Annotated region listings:
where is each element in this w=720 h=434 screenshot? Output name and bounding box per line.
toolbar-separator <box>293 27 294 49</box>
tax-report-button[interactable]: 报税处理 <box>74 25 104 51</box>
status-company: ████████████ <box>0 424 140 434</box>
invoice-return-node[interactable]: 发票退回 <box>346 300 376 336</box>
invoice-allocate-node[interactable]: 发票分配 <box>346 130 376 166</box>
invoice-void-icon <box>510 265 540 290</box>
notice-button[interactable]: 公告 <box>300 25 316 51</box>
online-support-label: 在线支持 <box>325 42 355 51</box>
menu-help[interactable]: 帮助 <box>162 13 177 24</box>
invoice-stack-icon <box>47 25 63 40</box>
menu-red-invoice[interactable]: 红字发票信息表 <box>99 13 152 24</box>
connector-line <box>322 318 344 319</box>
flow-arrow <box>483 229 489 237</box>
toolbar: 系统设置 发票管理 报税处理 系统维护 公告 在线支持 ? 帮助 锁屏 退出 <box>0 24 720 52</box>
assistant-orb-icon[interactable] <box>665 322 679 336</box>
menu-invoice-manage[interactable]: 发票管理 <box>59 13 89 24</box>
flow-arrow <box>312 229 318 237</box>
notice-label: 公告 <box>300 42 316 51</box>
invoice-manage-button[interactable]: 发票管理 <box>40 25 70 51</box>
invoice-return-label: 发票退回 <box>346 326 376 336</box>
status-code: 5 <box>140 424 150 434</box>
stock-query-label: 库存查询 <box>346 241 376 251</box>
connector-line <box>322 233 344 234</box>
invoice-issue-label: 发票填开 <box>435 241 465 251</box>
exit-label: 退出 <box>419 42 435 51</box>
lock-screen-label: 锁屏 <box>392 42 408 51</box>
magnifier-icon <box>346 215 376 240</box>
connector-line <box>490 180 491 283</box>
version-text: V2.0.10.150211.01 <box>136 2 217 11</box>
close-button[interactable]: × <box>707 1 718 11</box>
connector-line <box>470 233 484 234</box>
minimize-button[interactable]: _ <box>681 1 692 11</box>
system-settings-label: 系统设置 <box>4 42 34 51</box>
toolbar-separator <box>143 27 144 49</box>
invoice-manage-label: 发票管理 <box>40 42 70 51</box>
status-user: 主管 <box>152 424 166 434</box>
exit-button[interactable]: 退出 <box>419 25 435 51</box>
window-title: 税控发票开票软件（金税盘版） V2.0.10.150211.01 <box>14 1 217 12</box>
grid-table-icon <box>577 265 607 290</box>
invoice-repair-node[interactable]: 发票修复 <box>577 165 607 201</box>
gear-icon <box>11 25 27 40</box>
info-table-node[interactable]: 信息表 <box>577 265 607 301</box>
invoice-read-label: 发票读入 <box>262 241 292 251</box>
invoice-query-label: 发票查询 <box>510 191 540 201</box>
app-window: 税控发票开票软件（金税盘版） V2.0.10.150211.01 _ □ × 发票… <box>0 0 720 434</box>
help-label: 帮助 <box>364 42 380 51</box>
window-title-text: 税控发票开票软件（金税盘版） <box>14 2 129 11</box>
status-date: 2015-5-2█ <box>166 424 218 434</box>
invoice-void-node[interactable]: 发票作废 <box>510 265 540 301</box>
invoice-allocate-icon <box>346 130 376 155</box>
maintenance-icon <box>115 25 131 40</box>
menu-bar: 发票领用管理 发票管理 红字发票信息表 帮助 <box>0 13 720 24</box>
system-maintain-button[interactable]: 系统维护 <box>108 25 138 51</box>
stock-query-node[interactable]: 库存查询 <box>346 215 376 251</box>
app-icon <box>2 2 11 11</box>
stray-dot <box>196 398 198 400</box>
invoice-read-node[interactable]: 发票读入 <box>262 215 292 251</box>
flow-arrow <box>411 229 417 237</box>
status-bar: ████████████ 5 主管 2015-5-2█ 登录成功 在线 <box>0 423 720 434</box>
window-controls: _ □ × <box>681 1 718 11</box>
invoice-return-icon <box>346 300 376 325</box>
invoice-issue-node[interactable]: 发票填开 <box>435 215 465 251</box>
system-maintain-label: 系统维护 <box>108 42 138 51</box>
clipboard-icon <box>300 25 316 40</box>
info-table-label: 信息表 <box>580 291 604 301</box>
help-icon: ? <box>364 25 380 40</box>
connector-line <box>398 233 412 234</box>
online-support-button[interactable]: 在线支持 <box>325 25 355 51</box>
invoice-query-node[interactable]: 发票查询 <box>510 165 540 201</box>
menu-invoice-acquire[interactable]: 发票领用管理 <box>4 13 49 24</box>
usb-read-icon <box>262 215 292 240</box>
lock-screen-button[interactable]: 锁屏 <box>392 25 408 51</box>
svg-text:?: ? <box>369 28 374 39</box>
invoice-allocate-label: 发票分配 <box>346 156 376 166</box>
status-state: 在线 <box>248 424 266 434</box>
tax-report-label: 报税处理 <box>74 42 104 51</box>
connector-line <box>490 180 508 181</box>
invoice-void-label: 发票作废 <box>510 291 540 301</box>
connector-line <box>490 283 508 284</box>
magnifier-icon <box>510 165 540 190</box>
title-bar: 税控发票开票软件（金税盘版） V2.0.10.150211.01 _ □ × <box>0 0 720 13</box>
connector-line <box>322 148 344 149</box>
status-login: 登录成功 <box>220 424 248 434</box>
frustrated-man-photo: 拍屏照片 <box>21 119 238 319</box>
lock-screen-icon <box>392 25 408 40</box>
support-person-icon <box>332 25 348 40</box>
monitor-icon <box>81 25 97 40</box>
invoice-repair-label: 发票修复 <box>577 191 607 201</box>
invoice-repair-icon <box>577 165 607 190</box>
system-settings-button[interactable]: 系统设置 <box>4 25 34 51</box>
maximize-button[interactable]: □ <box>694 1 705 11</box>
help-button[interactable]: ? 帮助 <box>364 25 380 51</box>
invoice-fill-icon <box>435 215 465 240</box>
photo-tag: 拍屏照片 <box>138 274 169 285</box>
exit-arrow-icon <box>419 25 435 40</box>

● YOUR OBJECTIVE
Copy the listing from its first line through the line containing "menu-help[interactable]: 帮助 <box>162", replacing "screenshot" with "image" and leaving everything else unchanged.

● TASK RESPONSE
where is each element in this w=720 h=434 image? Output name and bounding box per line.
toolbar-separator <box>293 27 294 49</box>
tax-report-button[interactable]: 报税处理 <box>74 25 104 51</box>
status-company: ████████████ <box>0 424 140 434</box>
invoice-return-node[interactable]: 发票退回 <box>346 300 376 336</box>
invoice-allocate-node[interactable]: 发票分配 <box>346 130 376 166</box>
invoice-void-icon <box>510 265 540 290</box>
notice-button[interactable]: 公告 <box>300 25 316 51</box>
online-support-label: 在线支持 <box>325 42 355 51</box>
menu-help[interactable]: 帮助 <box>162 13 177 24</box>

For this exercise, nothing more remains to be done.